- WHAT YOU NEED TO DO:
Copy out all lines of the records in which the word "Group" appears.

- GIVEN RECORDS:

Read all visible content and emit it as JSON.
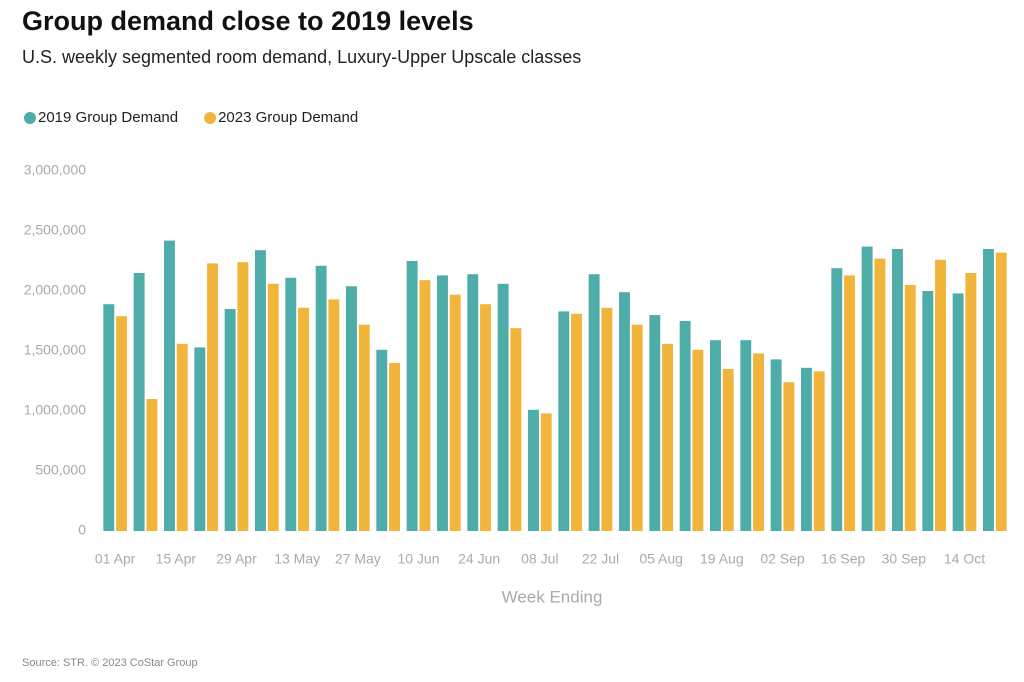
{
  "chart_data": {
    "type": "bar",
    "title": "Group demand close to 2019 levels",
    "subtitle": "U.S. weekly segmented room demand, Luxury-Upper Upscale classes",
    "x_label": "Week Ending",
    "source": "Source: STR. © 2023 CoStar Group",
    "legend": "top-left",
    "categories": [
      "01 Apr",
      null,
      "15 Apr",
      null,
      "29 Apr",
      null,
      "13 May",
      null,
      "27 May",
      null,
      "10 Jun",
      null,
      "24 Jun",
      null,
      "08 Jul",
      null,
      "22 Jul",
      null,
      "05 Aug",
      null,
      "19 Aug",
      null,
      "02 Sep",
      null,
      "16 Sep",
      null,
      "30 Sep",
      null,
      "14 Oct",
      null
    ],
    "series": [
      {
        "name": "2019 Group Demand",
        "color": "#4fada9",
        "values": [
          1890000,
          2150000,
          2420000,
          1530000,
          1850000,
          2340000,
          2110000,
          2210000,
          2040000,
          1510000,
          2250000,
          2130000,
          2140000,
          2060000,
          1010000,
          1830000,
          2140000,
          1990000,
          1800000,
          1750000,
          1590000,
          1590000,
          1430000,
          1360000,
          2190000,
          2370000,
          2350000,
          2000000,
          1980000,
          2350000
        ]
      },
      {
        "name": "2023 Group Demand",
        "color": "#f0b53a",
        "values": [
          1790000,
          1100000,
          1560000,
          2230000,
          2240000,
          2060000,
          1860000,
          1930000,
          1720000,
          1400000,
          2090000,
          1970000,
          1890000,
          1690000,
          980000,
          1810000,
          1860000,
          1720000,
          1560000,
          1510000,
          1350000,
          1480000,
          1240000,
          1330000,
          2130000,
          2270000,
          2050000,
          2260000,
          2150000,
          2320000
        ]
      }
    ],
    "ylim": [
      0,
      3000000
    ],
    "yticks": [
      0,
      {
        "value": 500000,
        "label": "500,000"
      },
      {
        "value": 1000000,
        "label": "1,000,000"
      },
      {
        "value": 1500000,
        "label": "1,500,000"
      },
      {
        "value": 2000000,
        "label": "2,000,000"
      },
      {
        "value": 2500000,
        "label": "2,500,000"
      },
      {
        "value": 3000000,
        "label": "3,000,000"
      }
    ]
  }
}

- CORRECT OUTPUT:
    "title": "Group demand close to 2019 levels",
    "source": "Source: STR. © 2023 CoStar Group",
        "name": "2019 Group Demand",
        "name": "2023 Group Demand",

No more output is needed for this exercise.